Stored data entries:
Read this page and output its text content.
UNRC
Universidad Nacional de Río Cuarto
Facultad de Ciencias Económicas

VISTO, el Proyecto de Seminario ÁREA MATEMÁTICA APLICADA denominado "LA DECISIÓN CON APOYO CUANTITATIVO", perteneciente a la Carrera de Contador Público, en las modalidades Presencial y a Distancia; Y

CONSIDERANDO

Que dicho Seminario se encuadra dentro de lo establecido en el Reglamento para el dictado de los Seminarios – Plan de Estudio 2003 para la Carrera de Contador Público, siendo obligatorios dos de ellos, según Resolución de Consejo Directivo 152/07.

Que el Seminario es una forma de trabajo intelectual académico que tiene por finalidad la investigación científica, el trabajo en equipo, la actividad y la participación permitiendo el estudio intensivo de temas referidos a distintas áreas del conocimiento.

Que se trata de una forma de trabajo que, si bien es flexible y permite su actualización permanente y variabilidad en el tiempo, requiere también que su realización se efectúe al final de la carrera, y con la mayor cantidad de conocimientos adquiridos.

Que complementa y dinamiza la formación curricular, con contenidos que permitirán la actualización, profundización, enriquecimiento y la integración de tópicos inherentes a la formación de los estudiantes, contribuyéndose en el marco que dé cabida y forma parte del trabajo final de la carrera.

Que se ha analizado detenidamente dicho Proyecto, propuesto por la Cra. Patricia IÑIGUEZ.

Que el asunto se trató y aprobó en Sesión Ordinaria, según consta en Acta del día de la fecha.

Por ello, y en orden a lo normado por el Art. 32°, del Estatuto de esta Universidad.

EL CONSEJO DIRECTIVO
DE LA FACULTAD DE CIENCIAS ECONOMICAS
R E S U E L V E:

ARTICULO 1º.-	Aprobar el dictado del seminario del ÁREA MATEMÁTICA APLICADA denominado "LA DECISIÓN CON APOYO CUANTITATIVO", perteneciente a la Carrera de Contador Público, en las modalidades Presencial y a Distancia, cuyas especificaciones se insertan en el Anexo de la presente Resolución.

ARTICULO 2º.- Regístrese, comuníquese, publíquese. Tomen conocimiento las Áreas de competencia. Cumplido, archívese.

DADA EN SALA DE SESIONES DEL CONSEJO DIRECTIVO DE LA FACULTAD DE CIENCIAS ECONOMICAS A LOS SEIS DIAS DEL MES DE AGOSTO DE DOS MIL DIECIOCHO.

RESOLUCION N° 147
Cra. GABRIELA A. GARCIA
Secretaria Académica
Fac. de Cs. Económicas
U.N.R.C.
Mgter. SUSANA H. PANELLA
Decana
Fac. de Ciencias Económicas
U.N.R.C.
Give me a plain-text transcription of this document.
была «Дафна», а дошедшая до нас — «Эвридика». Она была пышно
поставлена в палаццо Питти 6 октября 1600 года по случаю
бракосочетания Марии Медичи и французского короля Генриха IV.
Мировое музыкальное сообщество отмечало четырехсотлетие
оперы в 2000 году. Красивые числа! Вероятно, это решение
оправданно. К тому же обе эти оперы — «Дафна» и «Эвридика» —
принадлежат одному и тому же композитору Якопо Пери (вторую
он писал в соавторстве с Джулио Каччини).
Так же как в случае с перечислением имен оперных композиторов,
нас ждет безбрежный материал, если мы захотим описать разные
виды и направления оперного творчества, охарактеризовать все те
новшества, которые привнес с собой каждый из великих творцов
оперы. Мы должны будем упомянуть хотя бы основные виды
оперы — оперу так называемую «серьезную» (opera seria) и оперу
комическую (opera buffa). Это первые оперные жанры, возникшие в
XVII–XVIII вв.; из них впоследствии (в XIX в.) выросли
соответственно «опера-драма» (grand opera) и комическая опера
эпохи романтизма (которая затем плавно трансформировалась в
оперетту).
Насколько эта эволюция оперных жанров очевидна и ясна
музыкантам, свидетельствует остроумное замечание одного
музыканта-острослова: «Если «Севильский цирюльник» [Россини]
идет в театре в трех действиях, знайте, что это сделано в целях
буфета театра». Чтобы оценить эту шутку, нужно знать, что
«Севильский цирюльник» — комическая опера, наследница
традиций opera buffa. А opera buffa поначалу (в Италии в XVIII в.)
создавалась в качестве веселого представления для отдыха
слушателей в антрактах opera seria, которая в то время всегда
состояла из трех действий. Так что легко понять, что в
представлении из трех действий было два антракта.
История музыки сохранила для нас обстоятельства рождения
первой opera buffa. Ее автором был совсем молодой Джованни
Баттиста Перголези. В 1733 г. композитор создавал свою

Work required → Copy each line that contains the word "виды".

Answer to the task →
виды и направления оперного творчества, охарактеризовать все те
оперы. Мы должны будем упомянуть хотя бы основные виды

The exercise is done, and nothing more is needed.